**STORED DATA**

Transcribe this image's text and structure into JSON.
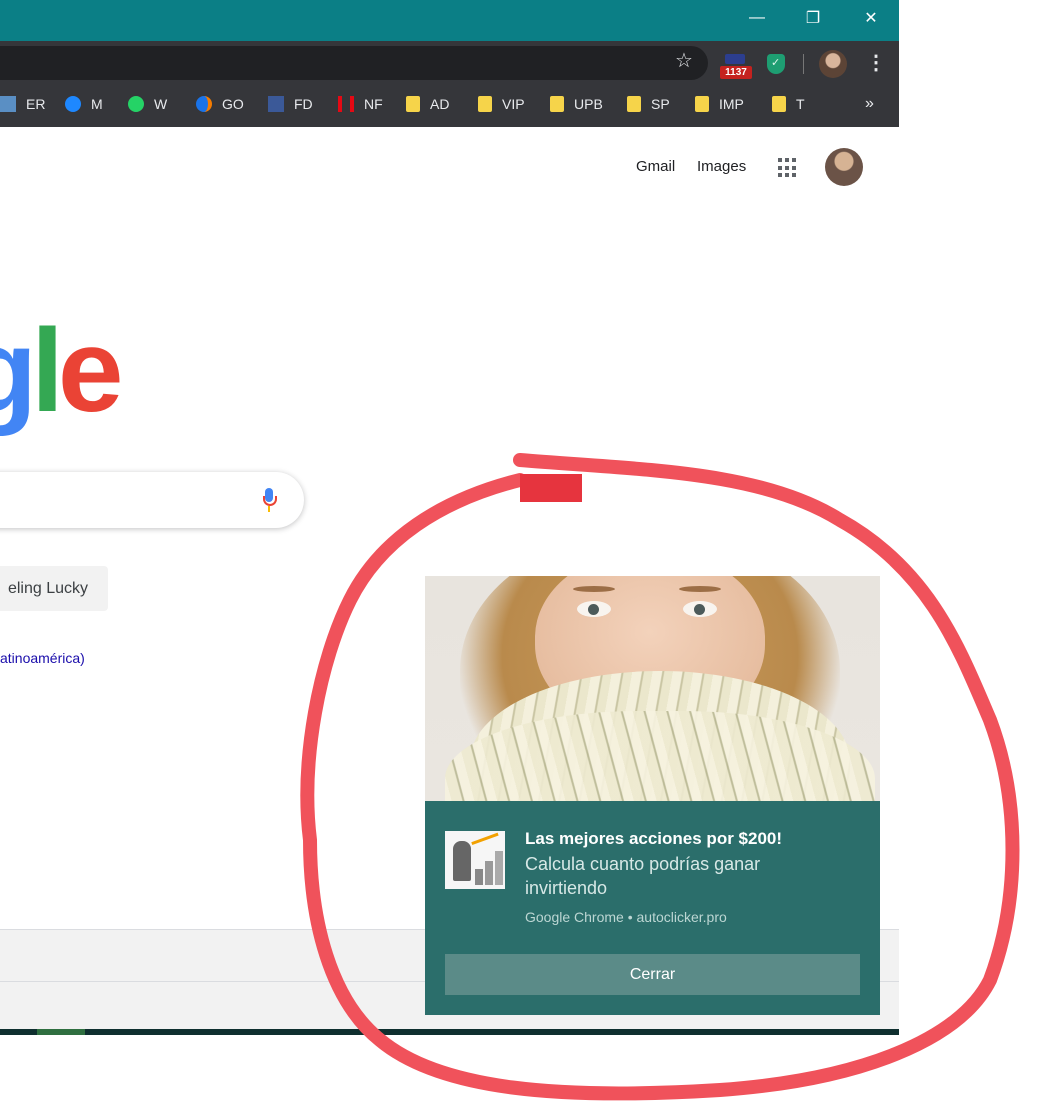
{
  "browser": {
    "window_controls": {
      "minimize": "—",
      "restore": "❐",
      "close": "✕"
    },
    "extension_badge": "1137",
    "bookmarks": [
      {
        "label": "ER",
        "icon": "chart-icon"
      },
      {
        "label": "M",
        "icon": "messenger-icon"
      },
      {
        "label": "W",
        "icon": "whatsapp-icon"
      },
      {
        "label": "GO",
        "icon": "go-icon"
      },
      {
        "label": "FD",
        "icon": "facebook-icon"
      },
      {
        "label": "NF",
        "icon": "netflix-icon"
      },
      {
        "label": "AD",
        "icon": "folder-icon"
      },
      {
        "label": "VIP",
        "icon": "folder-icon"
      },
      {
        "label": "UPB",
        "icon": "folder-icon"
      },
      {
        "label": "SP",
        "icon": "folder-icon"
      },
      {
        "label": "IMP",
        "icon": "folder-icon"
      },
      {
        "label": "T",
        "icon": "folder-icon"
      }
    ],
    "more_bookmarks": "»"
  },
  "google": {
    "gmail": "Gmail",
    "images": "Images",
    "logo_partial": {
      "g": "g",
      "l": "l",
      "e": "e"
    },
    "lucky_button": "eling Lucky",
    "language_link": "atinoamérica)"
  },
  "notification": {
    "title": "Las mejores acciones por $200!",
    "text": "Calcula cuanto podrías ganar invirtiendo",
    "source": "Google Chrome • autoclicker.pro",
    "close_button": "Cerrar"
  },
  "colors": {
    "titlebar": "#0b7f86",
    "notification_bg": "#2b6e6b",
    "annotation_circle": "#f0525b"
  }
}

**YOUR INSTRUCTIONS**
Keep the pictures out of your copy, and repeat every entry above exactly.

**FINISHED TASK**
Transcribe this image's text and structure into JSON.
{
  "browser": {
    "window_controls": {
      "minimize": "—",
      "restore": "❐",
      "close": "✕"
    },
    "extension_badge": "1137",
    "bookmarks": [
      {
        "label": "ER",
        "icon": "chart-icon"
      },
      {
        "label": "M",
        "icon": "messenger-icon"
      },
      {
        "label": "W",
        "icon": "whatsapp-icon"
      },
      {
        "label": "GO",
        "icon": "go-icon"
      },
      {
        "label": "FD",
        "icon": "facebook-icon"
      },
      {
        "label": "NF",
        "icon": "netflix-icon"
      },
      {
        "label": "AD",
        "icon": "folder-icon"
      },
      {
        "label": "VIP",
        "icon": "folder-icon"
      },
      {
        "label": "UPB",
        "icon": "folder-icon"
      },
      {
        "label": "SP",
        "icon": "folder-icon"
      },
      {
        "label": "IMP",
        "icon": "folder-icon"
      },
      {
        "label": "T",
        "icon": "folder-icon"
      }
    ],
    "more_bookmarks": "»"
  },
  "google": {
    "gmail": "Gmail",
    "images": "Images",
    "logo_partial": {
      "g": "g",
      "l": "l",
      "e": "e"
    },
    "lucky_button": "eling Lucky",
    "language_link": "atinoamérica)"
  },
  "notification": {
    "title": "Las mejores acciones por $200!",
    "text": "Calcula cuanto podrías ganar invirtiendo",
    "source": "Google Chrome • autoclicker.pro",
    "close_button": "Cerrar"
  },
  "colors": {
    "titlebar": "#0b7f86",
    "notification_bg": "#2b6e6b",
    "annotation_circle": "#f0525b"
  }
}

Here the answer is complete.